# [QUESTIONS À TRAITER]
• a. D'après l'article sur les élections sénatoriales, en quelle année l'Action pour la protection des droits de l'Homme a-t-elle été créée ?
• b. Recopiez s'il vous plaît l'article sur les élections sénatoriales, en partant de « Alors que le » et en continuant jusqu'à « de l’Union africaine. ».
• c. Poursuivez l'article sur les élections sénatoriales à partir de l'endroit où il s'arrête.

# [TEXTE SOURCE]
◆ ◆ ◆ ◆

Organisation des élections sénatoriales : Une grosse menace plane sur la Côte d’Ivoire

Lundi 19 Mars 2018 - 07:15


 

A une semaine de l’organisation du premier scrutin sénatorial ivoirien, la réforme de la Commission électorale indépendante (Cei) fait toujours débat.

Alors que le gouvernement ne voit aucune incidence de l’arrêt de la Cour africaine des droits de l’Homme et les peuples (Cadhp) sur la tenue de cette élection et celles locales à venir, l’Action pour la protection des droits de l’Homme (Apdh), qui avait saisi cette juridiction régionale, dit le contraire. L’organisation créée en mars 2003 entrevoit plutôt une grosse menace sur la Côte d’Ivoire. Hier vendredi 16 mars 2018, à l’occasion de sa première conférence de presse à son siège à Adjamé, son tout nouveau président, Dr Arsène Désiré Néné Bi, faisait remarquer que si la Côte d’Ivoire refuse d’exécuter l’arrêt de la justice régionale, l’enjoignant à réformer la Cei pour la rendre conforme aux chartes et conventions dont le pays est signataire, elle va être traduite devant la Conférence des chefs d’Etat de l’Union africaine.

◆ ◆ ◆ ◆

Données de prédiction des cadres de délimitation:
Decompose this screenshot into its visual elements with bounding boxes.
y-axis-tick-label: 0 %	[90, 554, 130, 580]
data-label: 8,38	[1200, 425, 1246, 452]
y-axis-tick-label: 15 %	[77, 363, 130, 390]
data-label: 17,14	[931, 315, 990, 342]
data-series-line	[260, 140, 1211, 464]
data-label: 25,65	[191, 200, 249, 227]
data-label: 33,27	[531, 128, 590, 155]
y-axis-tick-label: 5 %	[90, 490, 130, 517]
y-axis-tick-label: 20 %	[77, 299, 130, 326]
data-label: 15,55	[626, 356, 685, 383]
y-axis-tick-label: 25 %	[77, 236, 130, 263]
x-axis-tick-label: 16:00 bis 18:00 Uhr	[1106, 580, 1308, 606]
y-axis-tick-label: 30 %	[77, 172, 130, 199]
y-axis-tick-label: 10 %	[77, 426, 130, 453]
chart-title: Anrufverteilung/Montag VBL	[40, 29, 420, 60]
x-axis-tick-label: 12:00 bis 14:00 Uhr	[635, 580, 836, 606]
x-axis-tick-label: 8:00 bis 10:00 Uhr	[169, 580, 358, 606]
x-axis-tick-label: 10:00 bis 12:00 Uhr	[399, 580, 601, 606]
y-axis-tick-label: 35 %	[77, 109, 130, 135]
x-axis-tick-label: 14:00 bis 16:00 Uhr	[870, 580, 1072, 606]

◆ ◆ ◆ ◆

# [RÉPONSES ATTENDUES]
• a. En 2003 (mars 2003).

• b.
Alors que le gouvernement ne voit aucune incidence de l’arrêt de la Cour africaine des droits de l’Homme et les peuples (Cadhp) sur la tenue de cette élection et celles locales à venir, l’Action pour la protection des droits de l’Homme (Apdh), qui avait saisi cette juridiction régionale, dit le contraire. L’organisation créée en mars 2003 entrevoit plutôt une grosse menace sur la Côte d’Ivoire. Hier vendredi 16 mars 2018, à l’occasion de sa première conférence de presse à son siège à Adjamé, son tout nouveau président, Dr Arsène Désiré Néné Bi, faisait remarquer que si la Côte d’Ivoire refuse d’exécuter l’arrêt de la justice régionale, l’enjoignant à réformer la Cei pour la rendre conforme aux chartes et conventions dont le pays est signataire, elle va être traduite devant la Conférence des chefs d’Etat de l’Union africaine.

• c.
«A partir du moment où la Cour africaine rend un verdict, conformément à la charte de l’Union africaine et au texte fondateur de la Cour, la décision est obligatoire. Si la Côte d’Ivoire ne s’exécute pas, le comité des ministres de l’Union africaine va constater la non-exécution de l’arrêt de la Cour et va poser la question à une session de l’institution régionale. L’assemblée générale convoquée pourra prononcer les sanctions que nous ne souhaitons pas voir tomber, car il s’agit d’une mauvaise publicité pour notre pays en matière de droit international», faisait-il valoir.

«Le président Ouattara doit prendre une décision ferme pour exécuter la décision de la Cour africaine. L’Etat de droit qu’il s’engage à construire le commande. Cela ne fera jamais de lui un président faible. Bien au contraire. Un grand leader reconnait ses erreurs et les corrige. Sinon, dans un pays où on fait le tri des décisions de juridictions internationales dont le pays a ratifié les instruments fondateurs, on ne peut y parler d’Etat de droit. C’est ce mauvais message qu’on enverrait à l’Afrique et au monde », ajoutait le 7ème président de l’Apdh, élu, samedi 10 mars 2018, avec 66% de voix, sur 3 candidats en lice.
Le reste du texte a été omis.